> **Brief**
Write down the rows below word for word, from the first one through the row that contains "completed-status: completed at", including both.

Rows in a dataset:

..........

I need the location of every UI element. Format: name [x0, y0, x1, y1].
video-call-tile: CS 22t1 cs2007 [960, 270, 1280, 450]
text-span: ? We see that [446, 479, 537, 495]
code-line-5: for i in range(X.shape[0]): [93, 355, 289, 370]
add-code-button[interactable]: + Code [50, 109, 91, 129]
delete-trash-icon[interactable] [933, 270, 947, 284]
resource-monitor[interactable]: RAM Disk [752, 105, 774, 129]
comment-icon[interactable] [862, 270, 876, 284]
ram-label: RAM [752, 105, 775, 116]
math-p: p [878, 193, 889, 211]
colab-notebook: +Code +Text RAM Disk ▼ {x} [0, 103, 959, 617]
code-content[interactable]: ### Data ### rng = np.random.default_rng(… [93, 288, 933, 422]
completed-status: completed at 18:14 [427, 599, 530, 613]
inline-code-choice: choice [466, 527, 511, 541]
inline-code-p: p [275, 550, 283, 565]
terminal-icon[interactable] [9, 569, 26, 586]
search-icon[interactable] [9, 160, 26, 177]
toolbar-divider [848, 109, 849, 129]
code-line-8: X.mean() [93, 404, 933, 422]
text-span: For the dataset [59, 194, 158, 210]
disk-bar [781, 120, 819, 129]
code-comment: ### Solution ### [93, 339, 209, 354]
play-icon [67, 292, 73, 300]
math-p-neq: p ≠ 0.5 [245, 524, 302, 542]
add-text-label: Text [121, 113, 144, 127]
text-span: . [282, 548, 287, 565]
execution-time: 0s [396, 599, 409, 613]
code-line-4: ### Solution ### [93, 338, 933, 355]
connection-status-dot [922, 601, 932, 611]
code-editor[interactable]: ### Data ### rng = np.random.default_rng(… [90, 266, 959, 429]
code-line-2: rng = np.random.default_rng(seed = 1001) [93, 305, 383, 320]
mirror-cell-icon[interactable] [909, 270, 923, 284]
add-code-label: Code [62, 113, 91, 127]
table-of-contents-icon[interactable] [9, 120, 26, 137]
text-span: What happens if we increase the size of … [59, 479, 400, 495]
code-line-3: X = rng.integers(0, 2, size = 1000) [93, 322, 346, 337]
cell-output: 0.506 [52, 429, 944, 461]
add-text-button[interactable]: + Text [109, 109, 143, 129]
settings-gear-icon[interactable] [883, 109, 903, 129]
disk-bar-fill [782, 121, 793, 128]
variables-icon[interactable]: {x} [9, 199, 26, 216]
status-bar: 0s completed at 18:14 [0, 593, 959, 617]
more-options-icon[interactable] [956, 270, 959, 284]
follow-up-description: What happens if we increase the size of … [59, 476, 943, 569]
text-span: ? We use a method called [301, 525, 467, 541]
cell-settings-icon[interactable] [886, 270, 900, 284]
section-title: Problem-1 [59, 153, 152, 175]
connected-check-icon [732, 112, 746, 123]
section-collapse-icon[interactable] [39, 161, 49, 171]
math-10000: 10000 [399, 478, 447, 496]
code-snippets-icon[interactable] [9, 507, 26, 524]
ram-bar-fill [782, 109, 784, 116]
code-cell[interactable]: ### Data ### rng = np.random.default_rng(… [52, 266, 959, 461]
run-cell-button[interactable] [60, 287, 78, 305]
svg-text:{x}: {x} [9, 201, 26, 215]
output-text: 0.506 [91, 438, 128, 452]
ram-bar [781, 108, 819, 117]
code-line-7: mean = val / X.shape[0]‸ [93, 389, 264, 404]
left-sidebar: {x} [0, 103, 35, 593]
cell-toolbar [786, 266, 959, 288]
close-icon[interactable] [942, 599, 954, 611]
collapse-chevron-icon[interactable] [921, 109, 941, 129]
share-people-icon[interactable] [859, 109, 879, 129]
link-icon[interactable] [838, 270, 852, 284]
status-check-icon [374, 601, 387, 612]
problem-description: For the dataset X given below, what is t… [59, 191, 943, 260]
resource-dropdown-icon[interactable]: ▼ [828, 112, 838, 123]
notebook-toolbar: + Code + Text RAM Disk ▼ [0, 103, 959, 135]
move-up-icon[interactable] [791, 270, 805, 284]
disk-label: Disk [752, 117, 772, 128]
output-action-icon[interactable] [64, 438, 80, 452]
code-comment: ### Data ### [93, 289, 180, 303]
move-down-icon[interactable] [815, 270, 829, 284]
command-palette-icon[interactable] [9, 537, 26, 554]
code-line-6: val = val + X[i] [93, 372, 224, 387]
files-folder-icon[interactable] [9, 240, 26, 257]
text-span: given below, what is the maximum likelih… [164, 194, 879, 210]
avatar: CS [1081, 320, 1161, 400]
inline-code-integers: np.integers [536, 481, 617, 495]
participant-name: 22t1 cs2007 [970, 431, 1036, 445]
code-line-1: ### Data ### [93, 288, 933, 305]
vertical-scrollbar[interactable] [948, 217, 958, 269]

..........

> **Answer for the task**
I need the location of every UI element. Format: name [x0, y0, x1, y1].
video-call-tile: CS 22t1 cs2007 [960, 270, 1280, 450]
text-span: ? We see that [446, 479, 537, 495]
code-line-5: for i in range(X.shape[0]): [93, 355, 289, 370]
add-code-button[interactable]: + Code [50, 109, 91, 129]
delete-trash-icon[interactable] [933, 270, 947, 284]
resource-monitor[interactable]: RAM Disk [752, 105, 774, 129]
comment-icon[interactable] [862, 270, 876, 284]
ram-label: RAM [752, 105, 775, 116]
math-p: p [878, 193, 889, 211]
colab-notebook: +Code +Text RAM Disk ▼ {x} [0, 103, 959, 617]
code-content[interactable]: ### Data ### rng = np.random.default_rng(… [93, 288, 933, 422]
completed-status: completed at 18:14 [427, 599, 530, 613]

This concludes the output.